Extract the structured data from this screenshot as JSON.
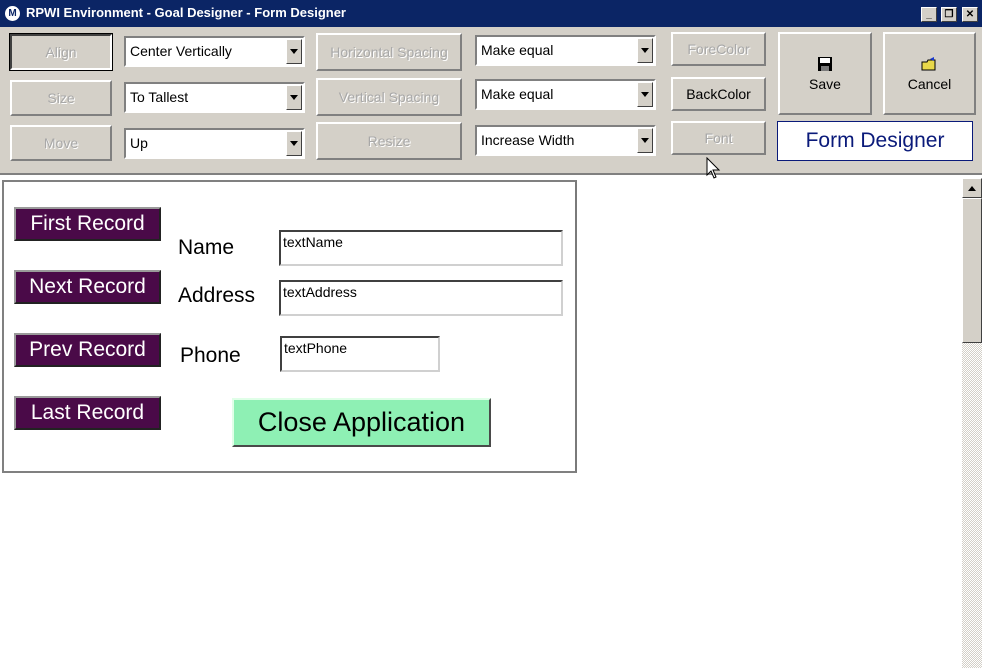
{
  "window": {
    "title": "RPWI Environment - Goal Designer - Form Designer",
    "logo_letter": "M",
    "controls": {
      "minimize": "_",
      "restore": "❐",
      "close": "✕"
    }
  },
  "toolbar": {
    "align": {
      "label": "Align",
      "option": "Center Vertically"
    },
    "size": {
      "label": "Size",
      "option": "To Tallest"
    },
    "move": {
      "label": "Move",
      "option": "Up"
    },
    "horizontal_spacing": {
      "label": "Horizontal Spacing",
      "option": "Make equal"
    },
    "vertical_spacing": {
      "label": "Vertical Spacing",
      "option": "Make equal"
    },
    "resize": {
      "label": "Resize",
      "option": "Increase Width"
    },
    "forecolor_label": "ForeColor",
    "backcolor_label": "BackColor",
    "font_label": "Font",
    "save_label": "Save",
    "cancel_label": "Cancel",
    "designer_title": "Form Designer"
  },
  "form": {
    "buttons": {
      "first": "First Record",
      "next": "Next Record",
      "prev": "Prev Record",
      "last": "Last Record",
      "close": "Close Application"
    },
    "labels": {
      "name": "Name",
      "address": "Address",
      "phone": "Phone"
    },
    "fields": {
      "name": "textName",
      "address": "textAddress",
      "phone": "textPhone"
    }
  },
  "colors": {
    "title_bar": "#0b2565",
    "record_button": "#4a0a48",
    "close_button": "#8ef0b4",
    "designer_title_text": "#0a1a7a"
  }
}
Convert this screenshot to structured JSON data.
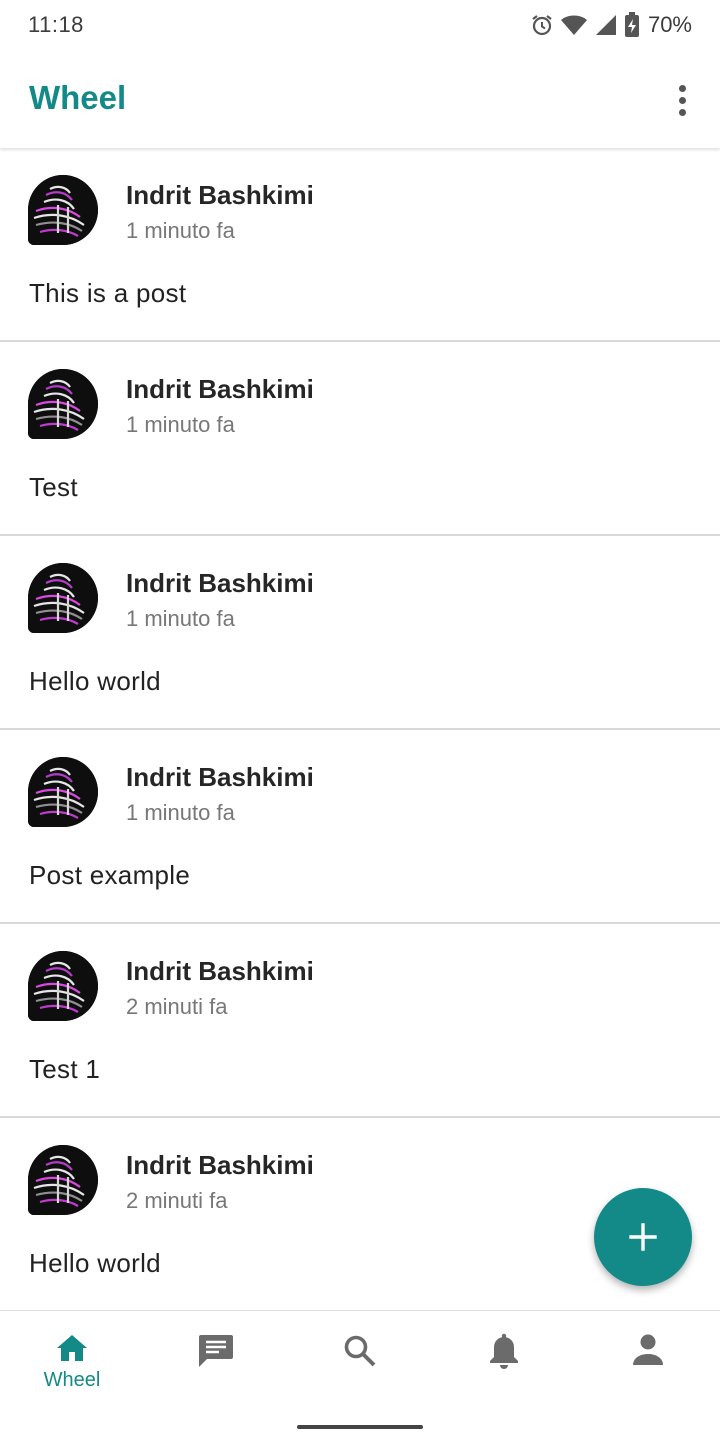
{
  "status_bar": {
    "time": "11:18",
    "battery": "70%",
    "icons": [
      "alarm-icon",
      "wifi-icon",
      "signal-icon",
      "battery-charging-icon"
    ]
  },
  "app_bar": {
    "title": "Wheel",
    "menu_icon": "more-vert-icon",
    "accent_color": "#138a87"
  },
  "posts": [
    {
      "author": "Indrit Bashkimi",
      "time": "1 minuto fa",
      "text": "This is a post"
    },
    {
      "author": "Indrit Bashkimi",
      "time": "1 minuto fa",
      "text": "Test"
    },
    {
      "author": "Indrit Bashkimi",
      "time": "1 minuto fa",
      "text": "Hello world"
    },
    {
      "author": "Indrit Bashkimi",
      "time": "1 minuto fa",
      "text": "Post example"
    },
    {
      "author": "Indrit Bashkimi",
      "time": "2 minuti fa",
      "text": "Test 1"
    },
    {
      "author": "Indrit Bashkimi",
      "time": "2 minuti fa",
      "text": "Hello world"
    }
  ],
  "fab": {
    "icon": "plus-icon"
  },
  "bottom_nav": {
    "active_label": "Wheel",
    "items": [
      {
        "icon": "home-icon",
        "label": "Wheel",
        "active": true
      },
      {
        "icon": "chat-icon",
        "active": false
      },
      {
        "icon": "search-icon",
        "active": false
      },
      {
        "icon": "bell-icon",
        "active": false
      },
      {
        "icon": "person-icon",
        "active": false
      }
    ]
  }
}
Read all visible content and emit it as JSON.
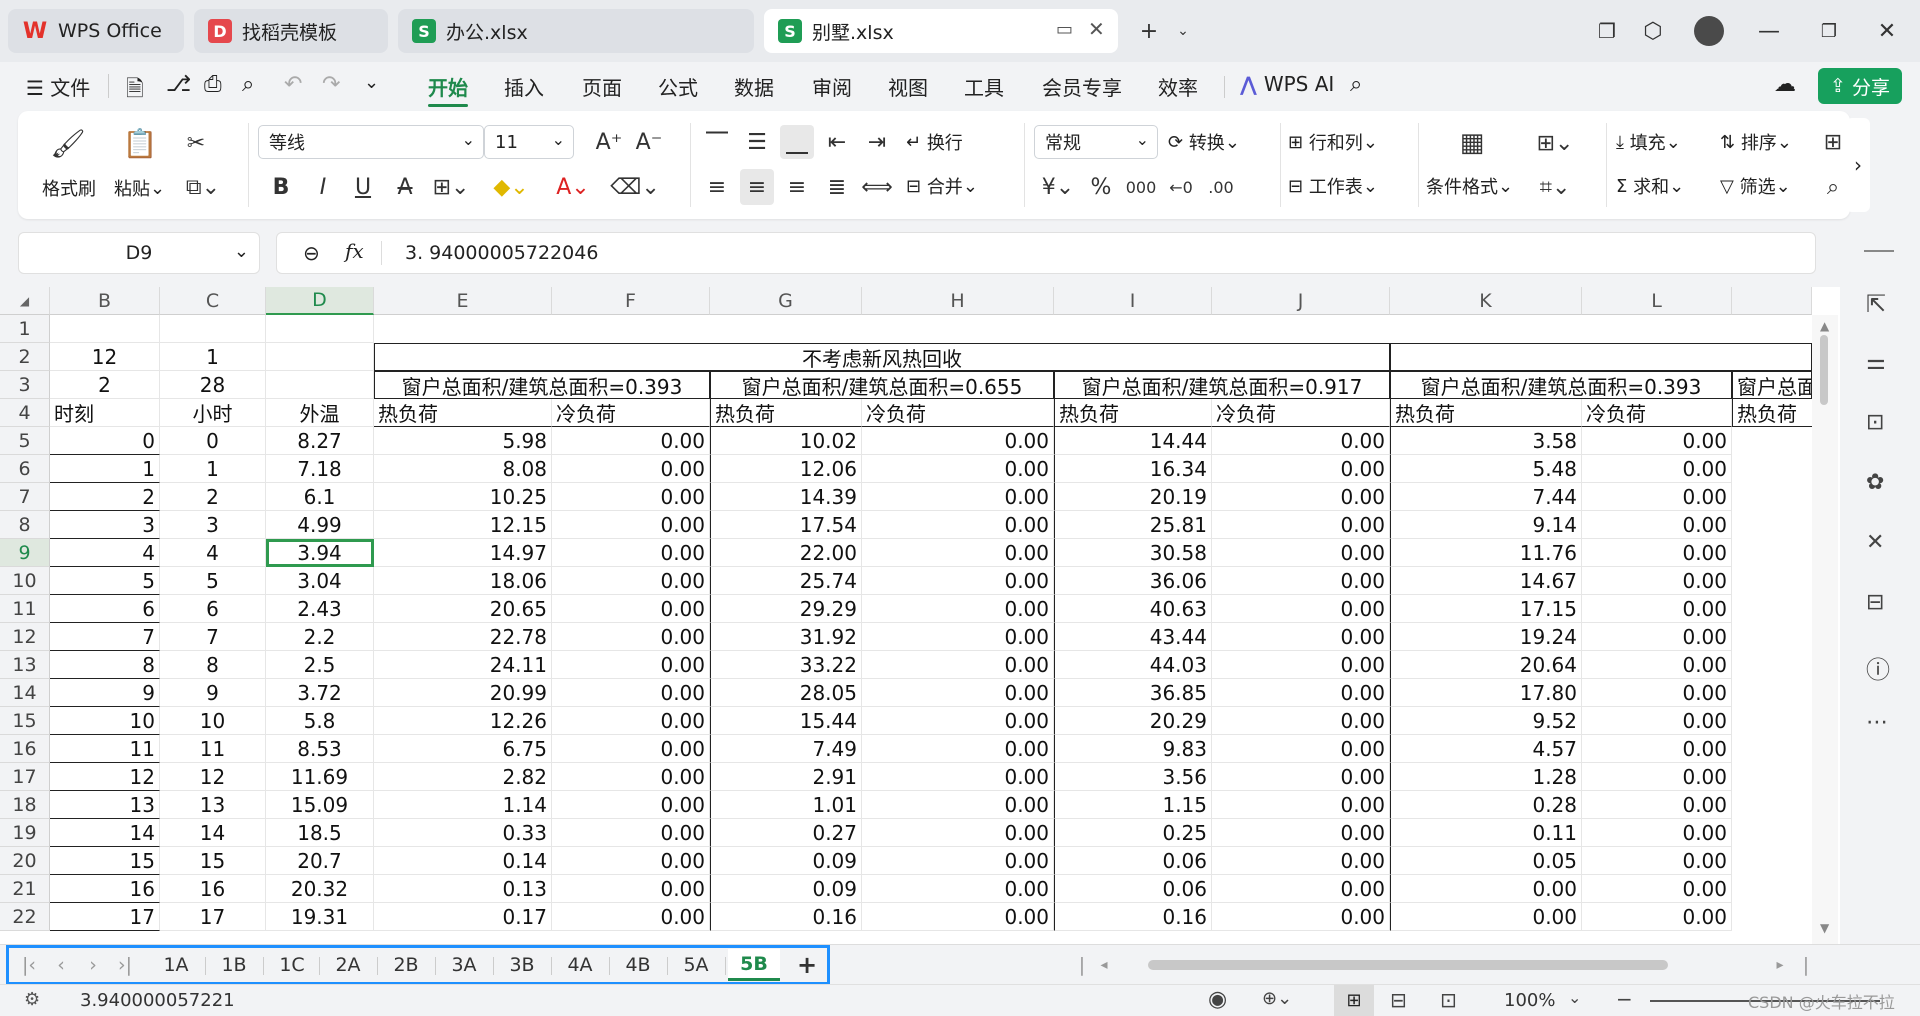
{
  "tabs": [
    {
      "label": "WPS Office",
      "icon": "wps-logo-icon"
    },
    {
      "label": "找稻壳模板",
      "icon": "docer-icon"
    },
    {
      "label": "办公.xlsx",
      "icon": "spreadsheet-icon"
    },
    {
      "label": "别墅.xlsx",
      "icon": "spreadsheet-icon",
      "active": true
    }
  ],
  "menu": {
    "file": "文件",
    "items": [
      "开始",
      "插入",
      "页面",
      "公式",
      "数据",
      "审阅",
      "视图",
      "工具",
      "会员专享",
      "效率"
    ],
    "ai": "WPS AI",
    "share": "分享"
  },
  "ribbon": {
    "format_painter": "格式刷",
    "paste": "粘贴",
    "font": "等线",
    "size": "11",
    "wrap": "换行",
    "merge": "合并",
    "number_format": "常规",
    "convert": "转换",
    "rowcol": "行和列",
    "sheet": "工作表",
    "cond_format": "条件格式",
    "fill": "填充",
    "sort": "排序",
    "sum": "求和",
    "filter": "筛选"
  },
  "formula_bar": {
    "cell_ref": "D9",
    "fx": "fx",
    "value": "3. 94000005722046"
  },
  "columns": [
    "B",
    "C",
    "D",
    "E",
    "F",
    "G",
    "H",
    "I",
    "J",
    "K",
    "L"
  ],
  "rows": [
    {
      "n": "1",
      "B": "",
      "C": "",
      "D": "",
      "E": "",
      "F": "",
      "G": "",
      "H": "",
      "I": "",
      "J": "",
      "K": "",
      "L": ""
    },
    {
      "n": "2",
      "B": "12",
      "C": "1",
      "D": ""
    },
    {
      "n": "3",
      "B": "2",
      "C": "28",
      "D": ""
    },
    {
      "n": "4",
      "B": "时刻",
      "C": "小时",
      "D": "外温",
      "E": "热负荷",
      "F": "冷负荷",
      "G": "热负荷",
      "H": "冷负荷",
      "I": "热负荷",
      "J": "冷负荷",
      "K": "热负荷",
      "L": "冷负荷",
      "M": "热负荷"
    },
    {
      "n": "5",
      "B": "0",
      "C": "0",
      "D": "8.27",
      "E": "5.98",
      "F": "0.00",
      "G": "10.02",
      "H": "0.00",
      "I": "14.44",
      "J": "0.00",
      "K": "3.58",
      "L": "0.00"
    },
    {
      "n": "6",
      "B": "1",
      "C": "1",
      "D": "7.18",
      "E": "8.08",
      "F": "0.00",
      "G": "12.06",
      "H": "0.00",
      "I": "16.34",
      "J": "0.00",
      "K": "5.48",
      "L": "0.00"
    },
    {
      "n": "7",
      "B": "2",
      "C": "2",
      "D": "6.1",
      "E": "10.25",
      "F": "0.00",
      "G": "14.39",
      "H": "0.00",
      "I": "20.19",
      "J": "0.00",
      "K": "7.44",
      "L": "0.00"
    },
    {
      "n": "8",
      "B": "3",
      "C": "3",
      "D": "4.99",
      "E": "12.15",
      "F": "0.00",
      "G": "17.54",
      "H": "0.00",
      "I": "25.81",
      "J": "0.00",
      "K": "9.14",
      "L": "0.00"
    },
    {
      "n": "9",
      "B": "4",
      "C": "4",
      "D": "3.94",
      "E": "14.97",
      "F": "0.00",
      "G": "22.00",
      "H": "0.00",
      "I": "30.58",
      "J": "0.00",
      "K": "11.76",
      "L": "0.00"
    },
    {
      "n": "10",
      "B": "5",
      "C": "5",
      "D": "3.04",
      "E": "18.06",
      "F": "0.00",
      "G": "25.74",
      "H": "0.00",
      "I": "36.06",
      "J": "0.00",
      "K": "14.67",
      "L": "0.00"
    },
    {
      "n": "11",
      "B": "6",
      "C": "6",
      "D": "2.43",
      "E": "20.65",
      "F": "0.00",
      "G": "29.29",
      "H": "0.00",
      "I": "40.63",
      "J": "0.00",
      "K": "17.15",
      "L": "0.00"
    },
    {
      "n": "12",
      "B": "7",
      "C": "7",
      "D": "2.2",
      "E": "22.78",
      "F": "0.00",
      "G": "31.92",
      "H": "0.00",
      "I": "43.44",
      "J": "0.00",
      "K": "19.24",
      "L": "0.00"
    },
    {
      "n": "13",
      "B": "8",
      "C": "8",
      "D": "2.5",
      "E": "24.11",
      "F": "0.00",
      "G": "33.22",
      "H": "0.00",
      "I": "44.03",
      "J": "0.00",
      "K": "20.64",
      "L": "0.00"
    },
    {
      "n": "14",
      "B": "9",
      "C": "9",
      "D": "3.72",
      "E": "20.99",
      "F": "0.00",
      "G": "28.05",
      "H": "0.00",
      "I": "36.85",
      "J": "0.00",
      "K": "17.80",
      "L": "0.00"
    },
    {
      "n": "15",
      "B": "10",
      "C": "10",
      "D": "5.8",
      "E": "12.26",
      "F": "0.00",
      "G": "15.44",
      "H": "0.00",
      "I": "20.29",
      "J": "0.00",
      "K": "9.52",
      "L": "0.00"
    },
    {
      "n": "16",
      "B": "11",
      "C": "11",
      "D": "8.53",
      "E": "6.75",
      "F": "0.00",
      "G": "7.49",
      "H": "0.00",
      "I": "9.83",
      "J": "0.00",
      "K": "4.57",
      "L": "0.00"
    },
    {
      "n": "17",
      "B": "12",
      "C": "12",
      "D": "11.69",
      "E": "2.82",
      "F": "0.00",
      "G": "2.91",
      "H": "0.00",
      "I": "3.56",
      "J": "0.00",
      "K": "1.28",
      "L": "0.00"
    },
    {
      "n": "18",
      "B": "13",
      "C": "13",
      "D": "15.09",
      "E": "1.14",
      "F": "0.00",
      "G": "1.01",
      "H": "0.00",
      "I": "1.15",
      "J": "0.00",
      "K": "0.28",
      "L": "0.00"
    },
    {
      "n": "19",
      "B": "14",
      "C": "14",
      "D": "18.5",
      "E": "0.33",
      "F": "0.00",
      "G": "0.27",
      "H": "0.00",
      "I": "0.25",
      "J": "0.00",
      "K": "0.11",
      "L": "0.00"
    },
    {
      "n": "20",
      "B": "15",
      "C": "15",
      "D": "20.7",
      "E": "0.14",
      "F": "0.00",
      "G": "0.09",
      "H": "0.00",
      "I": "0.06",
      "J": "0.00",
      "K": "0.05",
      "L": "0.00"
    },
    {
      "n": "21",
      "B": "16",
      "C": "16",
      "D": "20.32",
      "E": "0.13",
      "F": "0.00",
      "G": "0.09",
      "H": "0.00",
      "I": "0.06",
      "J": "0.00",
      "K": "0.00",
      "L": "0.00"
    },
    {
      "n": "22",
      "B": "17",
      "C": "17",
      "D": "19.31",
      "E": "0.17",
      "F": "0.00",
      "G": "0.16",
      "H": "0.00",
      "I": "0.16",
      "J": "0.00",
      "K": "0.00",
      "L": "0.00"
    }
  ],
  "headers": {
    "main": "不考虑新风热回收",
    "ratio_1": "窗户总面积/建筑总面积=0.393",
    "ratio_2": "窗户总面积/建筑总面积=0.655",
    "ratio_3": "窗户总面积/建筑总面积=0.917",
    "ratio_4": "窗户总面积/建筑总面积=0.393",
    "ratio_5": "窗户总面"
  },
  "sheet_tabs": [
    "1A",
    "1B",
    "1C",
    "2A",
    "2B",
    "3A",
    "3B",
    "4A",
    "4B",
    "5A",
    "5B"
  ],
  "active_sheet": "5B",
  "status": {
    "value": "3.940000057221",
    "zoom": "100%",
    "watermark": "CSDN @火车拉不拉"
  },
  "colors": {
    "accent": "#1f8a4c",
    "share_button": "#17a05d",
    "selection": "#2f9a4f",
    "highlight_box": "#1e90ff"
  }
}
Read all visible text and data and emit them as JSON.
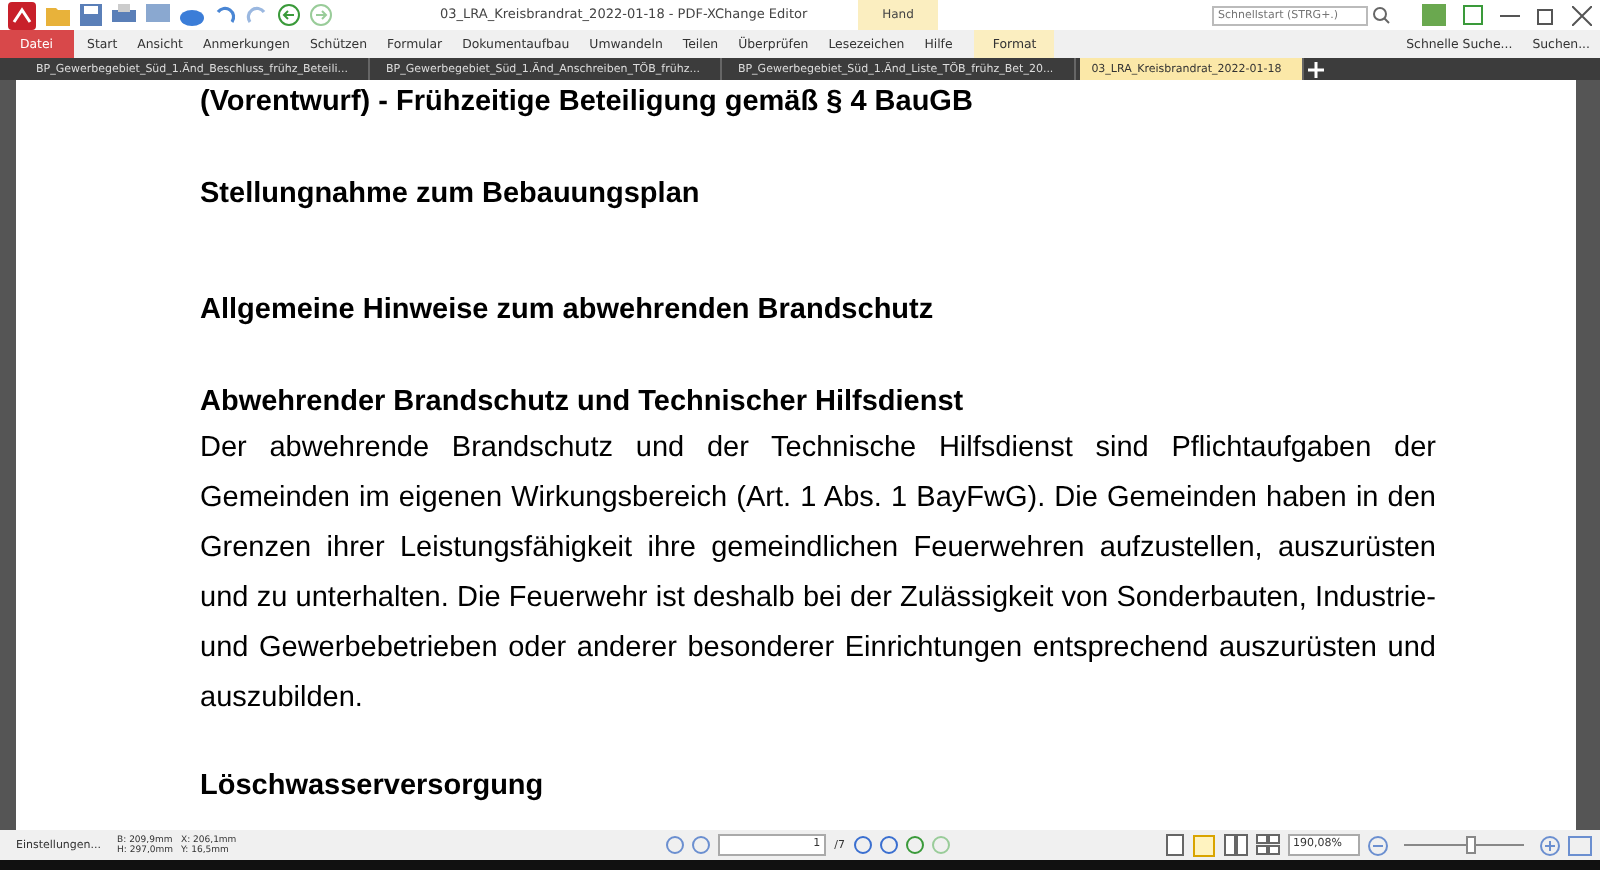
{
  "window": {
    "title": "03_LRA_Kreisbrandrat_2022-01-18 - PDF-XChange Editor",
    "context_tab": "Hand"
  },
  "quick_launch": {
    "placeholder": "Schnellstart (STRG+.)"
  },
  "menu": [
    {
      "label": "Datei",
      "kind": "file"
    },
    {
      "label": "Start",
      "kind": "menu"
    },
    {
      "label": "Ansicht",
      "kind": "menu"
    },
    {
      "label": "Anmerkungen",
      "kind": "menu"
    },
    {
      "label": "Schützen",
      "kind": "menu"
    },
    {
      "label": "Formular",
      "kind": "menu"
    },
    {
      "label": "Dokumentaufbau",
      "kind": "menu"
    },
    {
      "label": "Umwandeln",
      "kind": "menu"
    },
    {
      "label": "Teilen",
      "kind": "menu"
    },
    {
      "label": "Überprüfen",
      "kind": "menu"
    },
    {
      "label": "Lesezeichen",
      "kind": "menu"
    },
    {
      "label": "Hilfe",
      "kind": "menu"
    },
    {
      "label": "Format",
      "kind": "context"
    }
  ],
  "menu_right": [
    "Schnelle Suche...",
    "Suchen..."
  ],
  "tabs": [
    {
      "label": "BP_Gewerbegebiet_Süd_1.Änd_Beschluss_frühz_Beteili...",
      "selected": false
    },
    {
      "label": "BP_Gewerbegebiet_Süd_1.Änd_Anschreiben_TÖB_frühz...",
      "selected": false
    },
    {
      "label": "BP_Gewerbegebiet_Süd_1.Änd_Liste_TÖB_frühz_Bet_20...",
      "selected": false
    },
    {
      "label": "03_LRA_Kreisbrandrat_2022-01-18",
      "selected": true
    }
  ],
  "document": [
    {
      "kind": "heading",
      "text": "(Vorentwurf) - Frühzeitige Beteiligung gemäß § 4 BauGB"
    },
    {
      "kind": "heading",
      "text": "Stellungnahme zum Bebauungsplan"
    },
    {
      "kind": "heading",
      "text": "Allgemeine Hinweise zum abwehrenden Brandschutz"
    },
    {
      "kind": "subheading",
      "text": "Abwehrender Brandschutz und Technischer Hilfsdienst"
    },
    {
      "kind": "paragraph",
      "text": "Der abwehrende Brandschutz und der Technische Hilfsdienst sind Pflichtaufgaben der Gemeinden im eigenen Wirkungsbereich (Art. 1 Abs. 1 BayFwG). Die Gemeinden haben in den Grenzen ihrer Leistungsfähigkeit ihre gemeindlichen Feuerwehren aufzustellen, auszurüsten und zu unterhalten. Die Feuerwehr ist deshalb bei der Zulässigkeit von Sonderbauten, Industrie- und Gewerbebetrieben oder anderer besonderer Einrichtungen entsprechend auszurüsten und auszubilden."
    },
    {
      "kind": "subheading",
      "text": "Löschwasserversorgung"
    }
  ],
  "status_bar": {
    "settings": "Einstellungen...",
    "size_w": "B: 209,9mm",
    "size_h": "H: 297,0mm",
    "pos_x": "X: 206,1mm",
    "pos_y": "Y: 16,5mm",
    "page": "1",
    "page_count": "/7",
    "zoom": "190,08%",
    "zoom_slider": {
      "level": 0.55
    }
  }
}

» Exercise brief:
Return a copy of every line that includes the word "data".

» Solution to this exercise:
Extract the structured data from this screenshot as JSON.
Convert this screenshot to structured JSON data.
Read all visible text and data and emit them as JSON.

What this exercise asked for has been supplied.